Work to be completed: Can you retype the entries verbatim, from the first line through the line that contains "panel-model-cell (390, 229, 399, 238)", including that line?

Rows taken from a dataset
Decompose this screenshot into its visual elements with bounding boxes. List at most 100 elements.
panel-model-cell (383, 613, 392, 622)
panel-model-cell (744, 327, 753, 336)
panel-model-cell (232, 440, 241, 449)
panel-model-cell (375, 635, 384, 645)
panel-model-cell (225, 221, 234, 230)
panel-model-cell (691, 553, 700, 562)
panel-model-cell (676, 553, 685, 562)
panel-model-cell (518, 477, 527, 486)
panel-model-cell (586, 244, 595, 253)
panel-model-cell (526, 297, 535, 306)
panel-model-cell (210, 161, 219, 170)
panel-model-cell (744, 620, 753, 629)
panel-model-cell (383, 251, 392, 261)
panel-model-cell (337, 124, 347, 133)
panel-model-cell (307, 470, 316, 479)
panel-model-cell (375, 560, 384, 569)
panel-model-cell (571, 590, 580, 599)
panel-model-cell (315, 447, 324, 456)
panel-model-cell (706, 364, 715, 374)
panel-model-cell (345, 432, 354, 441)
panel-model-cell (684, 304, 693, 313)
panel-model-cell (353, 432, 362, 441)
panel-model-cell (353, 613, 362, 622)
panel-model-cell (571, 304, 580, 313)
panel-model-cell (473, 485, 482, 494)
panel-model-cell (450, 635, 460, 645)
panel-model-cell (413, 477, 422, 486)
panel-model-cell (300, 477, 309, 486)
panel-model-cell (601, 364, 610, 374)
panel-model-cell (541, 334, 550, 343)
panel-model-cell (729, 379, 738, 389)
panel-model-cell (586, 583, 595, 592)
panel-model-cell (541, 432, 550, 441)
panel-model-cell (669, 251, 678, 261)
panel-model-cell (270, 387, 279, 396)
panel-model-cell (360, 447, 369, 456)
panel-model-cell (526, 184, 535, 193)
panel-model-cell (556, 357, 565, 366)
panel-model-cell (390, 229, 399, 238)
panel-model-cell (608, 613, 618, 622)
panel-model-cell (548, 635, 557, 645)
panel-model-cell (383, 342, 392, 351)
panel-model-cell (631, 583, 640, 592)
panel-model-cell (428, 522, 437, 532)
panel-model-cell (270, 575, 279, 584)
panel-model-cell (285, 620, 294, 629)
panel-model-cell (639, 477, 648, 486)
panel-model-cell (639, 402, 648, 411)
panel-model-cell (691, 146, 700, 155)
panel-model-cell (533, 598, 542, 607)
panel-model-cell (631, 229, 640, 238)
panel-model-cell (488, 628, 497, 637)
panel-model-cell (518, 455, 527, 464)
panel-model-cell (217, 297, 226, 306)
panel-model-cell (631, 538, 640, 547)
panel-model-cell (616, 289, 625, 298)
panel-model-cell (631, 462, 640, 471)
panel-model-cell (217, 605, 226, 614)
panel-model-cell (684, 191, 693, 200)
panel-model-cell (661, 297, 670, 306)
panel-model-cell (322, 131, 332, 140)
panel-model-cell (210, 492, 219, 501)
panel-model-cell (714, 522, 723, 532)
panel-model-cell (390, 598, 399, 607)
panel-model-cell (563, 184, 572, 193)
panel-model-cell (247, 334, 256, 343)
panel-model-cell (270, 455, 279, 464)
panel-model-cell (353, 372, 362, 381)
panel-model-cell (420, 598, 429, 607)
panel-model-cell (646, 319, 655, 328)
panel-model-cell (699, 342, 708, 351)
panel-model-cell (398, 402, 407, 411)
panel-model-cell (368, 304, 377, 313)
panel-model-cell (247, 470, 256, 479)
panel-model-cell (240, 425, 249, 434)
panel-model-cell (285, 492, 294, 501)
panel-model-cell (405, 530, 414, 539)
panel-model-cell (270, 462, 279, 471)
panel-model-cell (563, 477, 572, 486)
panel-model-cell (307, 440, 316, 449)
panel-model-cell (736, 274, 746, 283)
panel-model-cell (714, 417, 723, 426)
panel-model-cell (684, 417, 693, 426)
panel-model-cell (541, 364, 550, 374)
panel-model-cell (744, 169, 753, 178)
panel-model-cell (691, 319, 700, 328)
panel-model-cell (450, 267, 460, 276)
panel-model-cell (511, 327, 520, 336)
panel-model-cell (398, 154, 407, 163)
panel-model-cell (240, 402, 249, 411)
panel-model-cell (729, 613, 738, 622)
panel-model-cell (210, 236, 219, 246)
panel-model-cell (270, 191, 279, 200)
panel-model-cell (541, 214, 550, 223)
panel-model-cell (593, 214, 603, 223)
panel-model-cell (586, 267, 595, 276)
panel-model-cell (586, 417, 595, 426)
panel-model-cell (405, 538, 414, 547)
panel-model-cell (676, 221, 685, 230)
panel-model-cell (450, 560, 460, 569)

Finished task:
Decompose this screenshot into its visual elements with bounding boxes. List at most 100 elements.
panel-model-cell (383, 613, 392, 622)
panel-model-cell (744, 327, 753, 336)
panel-model-cell (232, 440, 241, 449)
panel-model-cell (375, 635, 384, 645)
panel-model-cell (225, 221, 234, 230)
panel-model-cell (691, 553, 700, 562)
panel-model-cell (676, 553, 685, 562)
panel-model-cell (518, 477, 527, 486)
panel-model-cell (586, 244, 595, 253)
panel-model-cell (526, 297, 535, 306)
panel-model-cell (210, 161, 219, 170)
panel-model-cell (744, 620, 753, 629)
panel-model-cell (383, 251, 392, 261)
panel-model-cell (337, 124, 347, 133)
panel-model-cell (307, 470, 316, 479)
panel-model-cell (375, 560, 384, 569)
panel-model-cell (571, 590, 580, 599)
panel-model-cell (315, 447, 324, 456)
panel-model-cell (706, 364, 715, 374)
panel-model-cell (345, 432, 354, 441)
panel-model-cell (684, 304, 693, 313)
panel-model-cell (353, 432, 362, 441)
panel-model-cell (353, 613, 362, 622)
panel-model-cell (571, 304, 580, 313)
panel-model-cell (473, 485, 482, 494)
panel-model-cell (450, 635, 460, 645)
panel-model-cell (413, 477, 422, 486)
panel-model-cell (300, 477, 309, 486)
panel-model-cell (601, 364, 610, 374)
panel-model-cell (541, 334, 550, 343)
panel-model-cell (729, 379, 738, 389)
panel-model-cell (586, 583, 595, 592)
panel-model-cell (541, 432, 550, 441)
panel-model-cell (669, 251, 678, 261)
panel-model-cell (270, 387, 279, 396)
panel-model-cell (360, 447, 369, 456)
panel-model-cell (526, 184, 535, 193)
panel-model-cell (556, 357, 565, 366)
panel-model-cell (390, 229, 399, 238)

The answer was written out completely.